++++ PROVIDED INFORMATION

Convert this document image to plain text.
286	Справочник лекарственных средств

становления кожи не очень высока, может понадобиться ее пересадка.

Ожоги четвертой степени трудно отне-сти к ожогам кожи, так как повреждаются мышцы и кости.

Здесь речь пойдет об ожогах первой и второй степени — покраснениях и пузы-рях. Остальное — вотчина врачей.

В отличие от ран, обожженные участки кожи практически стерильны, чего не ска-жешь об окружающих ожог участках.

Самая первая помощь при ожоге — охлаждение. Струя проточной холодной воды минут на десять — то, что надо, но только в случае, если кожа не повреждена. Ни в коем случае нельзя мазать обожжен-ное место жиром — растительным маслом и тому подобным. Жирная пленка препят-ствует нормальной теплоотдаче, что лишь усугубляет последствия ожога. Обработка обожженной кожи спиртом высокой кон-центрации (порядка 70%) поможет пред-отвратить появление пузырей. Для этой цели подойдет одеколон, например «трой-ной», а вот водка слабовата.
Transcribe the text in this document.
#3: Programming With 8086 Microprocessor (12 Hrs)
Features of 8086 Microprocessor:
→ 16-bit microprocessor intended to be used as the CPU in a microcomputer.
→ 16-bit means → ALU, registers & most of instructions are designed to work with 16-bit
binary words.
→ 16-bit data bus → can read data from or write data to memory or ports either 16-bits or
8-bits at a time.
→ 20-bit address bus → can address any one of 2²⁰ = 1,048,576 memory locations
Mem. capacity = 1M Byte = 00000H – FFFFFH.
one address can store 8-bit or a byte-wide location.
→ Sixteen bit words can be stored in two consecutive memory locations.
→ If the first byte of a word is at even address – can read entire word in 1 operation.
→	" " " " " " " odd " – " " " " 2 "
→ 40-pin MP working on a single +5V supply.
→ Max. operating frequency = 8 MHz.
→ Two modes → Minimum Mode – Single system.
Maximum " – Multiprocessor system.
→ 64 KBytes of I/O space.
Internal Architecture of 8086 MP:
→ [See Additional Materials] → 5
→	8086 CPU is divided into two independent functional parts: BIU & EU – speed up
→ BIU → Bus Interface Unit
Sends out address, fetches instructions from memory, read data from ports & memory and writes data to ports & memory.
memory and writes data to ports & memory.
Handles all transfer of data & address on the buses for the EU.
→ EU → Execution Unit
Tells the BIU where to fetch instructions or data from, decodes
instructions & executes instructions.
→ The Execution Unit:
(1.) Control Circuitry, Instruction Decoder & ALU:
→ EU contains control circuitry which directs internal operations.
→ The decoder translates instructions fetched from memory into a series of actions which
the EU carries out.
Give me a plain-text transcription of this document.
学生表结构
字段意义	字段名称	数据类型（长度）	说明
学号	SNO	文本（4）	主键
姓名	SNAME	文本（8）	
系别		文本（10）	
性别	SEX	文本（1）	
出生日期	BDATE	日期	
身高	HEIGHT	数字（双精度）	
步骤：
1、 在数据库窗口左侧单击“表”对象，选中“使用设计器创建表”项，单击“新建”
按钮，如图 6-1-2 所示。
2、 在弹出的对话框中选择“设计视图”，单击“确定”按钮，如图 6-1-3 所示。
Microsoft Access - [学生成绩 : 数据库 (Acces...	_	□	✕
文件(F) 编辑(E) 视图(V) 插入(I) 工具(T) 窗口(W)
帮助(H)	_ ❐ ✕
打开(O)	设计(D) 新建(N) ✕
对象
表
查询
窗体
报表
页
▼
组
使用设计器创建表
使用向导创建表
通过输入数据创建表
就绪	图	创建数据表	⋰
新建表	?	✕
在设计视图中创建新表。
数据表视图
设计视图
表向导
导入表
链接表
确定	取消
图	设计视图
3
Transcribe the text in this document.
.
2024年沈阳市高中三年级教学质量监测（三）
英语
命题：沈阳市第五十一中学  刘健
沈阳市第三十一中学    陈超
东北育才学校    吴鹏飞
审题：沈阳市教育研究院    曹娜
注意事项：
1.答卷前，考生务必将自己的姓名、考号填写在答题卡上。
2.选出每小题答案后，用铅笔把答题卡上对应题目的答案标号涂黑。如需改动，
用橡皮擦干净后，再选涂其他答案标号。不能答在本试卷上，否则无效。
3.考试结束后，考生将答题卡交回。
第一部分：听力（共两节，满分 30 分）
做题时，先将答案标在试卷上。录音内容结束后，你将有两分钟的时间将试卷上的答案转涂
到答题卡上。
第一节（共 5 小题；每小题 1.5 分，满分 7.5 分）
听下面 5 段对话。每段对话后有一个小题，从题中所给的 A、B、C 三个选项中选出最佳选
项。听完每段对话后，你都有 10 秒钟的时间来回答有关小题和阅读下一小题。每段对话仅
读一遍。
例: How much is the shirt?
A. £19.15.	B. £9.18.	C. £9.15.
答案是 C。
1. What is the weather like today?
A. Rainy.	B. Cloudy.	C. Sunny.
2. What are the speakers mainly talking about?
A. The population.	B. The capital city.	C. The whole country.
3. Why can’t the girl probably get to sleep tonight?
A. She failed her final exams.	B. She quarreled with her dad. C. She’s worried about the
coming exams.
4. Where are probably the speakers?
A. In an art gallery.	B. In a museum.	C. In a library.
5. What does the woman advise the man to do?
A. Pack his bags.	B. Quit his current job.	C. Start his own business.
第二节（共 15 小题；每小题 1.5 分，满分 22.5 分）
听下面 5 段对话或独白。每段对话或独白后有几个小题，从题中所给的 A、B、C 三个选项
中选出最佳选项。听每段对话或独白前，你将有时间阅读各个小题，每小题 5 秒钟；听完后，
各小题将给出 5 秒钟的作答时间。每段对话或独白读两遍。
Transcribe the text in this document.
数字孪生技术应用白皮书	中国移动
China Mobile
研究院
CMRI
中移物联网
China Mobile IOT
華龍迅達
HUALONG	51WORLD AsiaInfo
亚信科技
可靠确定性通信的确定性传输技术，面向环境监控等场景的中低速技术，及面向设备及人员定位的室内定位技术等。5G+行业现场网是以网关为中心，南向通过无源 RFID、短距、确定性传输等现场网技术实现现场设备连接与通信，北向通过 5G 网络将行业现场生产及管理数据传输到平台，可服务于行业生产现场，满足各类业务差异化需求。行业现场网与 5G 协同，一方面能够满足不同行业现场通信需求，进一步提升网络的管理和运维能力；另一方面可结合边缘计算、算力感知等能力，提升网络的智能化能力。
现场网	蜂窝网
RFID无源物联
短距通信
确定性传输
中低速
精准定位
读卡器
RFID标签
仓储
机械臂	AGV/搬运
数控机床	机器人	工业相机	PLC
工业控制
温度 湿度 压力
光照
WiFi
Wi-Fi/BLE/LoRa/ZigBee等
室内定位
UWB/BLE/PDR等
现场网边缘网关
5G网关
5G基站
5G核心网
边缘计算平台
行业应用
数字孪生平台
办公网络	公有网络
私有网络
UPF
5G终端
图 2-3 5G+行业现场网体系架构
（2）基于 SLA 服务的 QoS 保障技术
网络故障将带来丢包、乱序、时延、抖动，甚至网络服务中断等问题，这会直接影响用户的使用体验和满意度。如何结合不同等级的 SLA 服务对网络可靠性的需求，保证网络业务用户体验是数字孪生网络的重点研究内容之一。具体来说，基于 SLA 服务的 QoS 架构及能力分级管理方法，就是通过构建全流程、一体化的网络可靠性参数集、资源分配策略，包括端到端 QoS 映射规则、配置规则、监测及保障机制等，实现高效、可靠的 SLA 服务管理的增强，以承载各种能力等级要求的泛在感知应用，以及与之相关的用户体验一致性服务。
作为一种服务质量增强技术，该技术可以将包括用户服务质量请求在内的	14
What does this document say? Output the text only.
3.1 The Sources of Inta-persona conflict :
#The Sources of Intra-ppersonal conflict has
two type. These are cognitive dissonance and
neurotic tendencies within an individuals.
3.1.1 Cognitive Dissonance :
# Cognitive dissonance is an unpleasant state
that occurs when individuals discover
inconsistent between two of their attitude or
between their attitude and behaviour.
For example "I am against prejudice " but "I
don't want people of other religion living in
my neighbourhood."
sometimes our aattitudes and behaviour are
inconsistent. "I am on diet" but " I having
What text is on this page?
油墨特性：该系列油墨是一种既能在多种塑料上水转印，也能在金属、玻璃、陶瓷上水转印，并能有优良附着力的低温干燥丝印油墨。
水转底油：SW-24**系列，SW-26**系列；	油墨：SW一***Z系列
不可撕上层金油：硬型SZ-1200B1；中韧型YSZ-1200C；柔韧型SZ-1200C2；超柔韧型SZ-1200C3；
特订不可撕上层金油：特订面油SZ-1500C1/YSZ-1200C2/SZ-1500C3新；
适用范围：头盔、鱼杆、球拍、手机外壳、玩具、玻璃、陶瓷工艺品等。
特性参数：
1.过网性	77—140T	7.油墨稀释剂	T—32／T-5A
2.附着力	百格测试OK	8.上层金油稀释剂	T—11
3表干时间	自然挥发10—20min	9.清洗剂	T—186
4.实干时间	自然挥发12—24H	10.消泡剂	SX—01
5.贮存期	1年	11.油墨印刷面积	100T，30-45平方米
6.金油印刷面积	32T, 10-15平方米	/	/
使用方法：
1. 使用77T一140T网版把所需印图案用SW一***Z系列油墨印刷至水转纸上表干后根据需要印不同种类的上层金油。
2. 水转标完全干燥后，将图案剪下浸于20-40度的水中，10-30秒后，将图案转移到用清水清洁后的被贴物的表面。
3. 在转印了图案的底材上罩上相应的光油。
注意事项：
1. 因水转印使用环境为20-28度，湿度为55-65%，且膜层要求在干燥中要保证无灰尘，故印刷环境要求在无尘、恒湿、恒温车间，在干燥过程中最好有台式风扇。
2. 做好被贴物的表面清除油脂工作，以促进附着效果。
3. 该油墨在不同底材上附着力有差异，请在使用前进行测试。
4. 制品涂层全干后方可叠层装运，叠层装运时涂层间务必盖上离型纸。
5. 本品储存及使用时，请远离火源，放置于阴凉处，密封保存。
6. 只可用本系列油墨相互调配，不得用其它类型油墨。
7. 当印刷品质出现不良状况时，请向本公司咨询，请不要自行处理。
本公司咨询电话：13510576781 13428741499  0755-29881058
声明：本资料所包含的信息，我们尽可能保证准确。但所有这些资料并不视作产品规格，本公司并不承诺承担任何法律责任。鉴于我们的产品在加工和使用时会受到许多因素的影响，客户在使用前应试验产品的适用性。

++++++++

* DESCRIPTION OF THE TASK:
Check each line of the data above for the string "speakers" and report only how many lines have it.

* RESULT OF THIS TASK:
2